__Short problem__
Quote the records that follow in full, leaving the pictures out.
[start Provided records]
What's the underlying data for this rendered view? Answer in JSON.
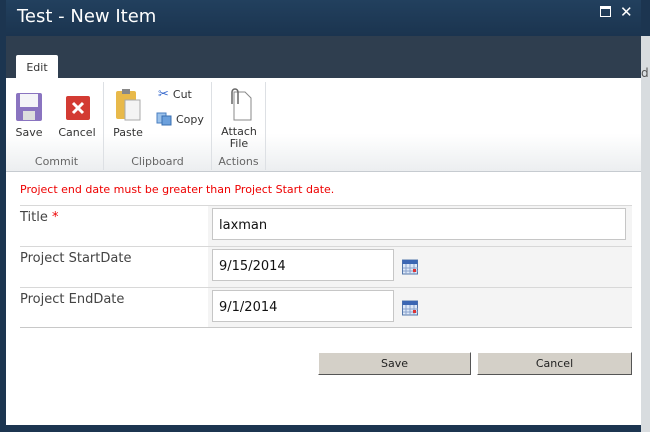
{
  "window": {
    "title": "Test - New Item",
    "page_bg_text": "d"
  },
  "ribbon": {
    "tab": "Edit",
    "groups": {
      "commit": "Commit",
      "clipboard": "Clipboard",
      "actions": "Actions"
    },
    "buttons": {
      "save": "Save",
      "cancel": "Cancel",
      "paste": "Paste",
      "cut": "Cut",
      "copy": "Copy",
      "attach1": "Attach",
      "attach2": "File"
    }
  },
  "form": {
    "error": "Project end date must be greater than Project Start date.",
    "fields": [
      {
        "label": "Title",
        "required": "*",
        "value": "laxman"
      },
      {
        "label": "Project StartDate",
        "value": "9/15/2014"
      },
      {
        "label": "Project EndDate",
        "value": "9/1/2014"
      }
    ],
    "save": "Save",
    "cancel": "Cancel"
  },
  "colors": {
    "error": "#e00000",
    "titlebar": "#1f3a56"
  }
}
[end Provided records]
__Solution__
What's the underlying data for this rendered view? Answer in JSON.
{
  "window": {
    "title": "Test - New Item",
    "page_bg_text": "d"
  },
  "ribbon": {
    "tab": "Edit",
    "groups": {
      "commit": "Commit",
      "clipboard": "Clipboard",
      "actions": "Actions"
    },
    "buttons": {
      "save": "Save",
      "cancel": "Cancel",
      "paste": "Paste",
      "cut": "Cut",
      "copy": "Copy",
      "attach1": "Attach",
      "attach2": "File"
    }
  },
  "form": {
    "error": "Project end date must be greater than Project Start date.",
    "fields": [
      {
        "label": "Title",
        "required": "*",
        "value": "laxman"
      },
      {
        "label": "Project StartDate",
        "value": "9/15/2014"
      },
      {
        "label": "Project EndDate",
        "value": "9/1/2014"
      }
    ],
    "save": "Save",
    "cancel": "Cancel"
  },
  "colors": {
    "error": "#e00000",
    "titlebar": "#1f3a56"
  }
}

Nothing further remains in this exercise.